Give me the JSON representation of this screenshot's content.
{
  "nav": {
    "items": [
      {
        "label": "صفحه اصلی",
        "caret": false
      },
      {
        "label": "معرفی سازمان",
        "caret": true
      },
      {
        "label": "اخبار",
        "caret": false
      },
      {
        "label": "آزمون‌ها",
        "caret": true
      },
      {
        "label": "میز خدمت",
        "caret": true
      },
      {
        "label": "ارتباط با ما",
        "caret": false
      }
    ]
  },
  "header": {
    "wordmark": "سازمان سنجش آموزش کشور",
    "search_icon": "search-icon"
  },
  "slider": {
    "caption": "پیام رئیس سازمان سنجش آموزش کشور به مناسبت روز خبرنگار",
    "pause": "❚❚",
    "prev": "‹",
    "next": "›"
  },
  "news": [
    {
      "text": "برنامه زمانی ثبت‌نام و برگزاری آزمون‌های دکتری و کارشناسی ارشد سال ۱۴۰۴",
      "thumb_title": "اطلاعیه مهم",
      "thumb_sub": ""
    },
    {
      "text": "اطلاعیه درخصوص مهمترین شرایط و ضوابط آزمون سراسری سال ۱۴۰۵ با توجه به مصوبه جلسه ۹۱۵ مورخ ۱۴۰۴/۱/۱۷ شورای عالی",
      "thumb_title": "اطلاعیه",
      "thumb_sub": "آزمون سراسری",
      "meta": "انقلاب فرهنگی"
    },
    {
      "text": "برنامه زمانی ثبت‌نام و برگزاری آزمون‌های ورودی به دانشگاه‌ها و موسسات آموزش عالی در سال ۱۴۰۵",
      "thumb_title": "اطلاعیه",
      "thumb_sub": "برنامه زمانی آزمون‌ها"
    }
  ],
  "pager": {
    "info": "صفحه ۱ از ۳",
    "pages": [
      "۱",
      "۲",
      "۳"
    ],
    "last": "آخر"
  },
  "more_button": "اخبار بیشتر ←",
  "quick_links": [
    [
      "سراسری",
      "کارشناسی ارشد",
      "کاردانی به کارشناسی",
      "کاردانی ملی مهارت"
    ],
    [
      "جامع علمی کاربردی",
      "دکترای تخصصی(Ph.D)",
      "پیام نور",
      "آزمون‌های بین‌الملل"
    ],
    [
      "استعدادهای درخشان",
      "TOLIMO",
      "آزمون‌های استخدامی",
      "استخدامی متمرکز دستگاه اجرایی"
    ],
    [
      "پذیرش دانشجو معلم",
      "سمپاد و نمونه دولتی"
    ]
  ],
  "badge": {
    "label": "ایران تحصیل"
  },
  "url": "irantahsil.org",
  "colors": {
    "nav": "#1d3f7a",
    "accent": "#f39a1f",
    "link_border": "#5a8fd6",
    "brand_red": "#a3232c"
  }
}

• _REQUIREMENT_:
Take every line from the data that contains the word "کشور".

• _THE RESPONSE_:
    "wordmark": "سازمان سنجش آموزش کشور",
    "caption": "پیام رئیس سازمان سنجش آموزش کشور به مناسبت روز خبرنگار",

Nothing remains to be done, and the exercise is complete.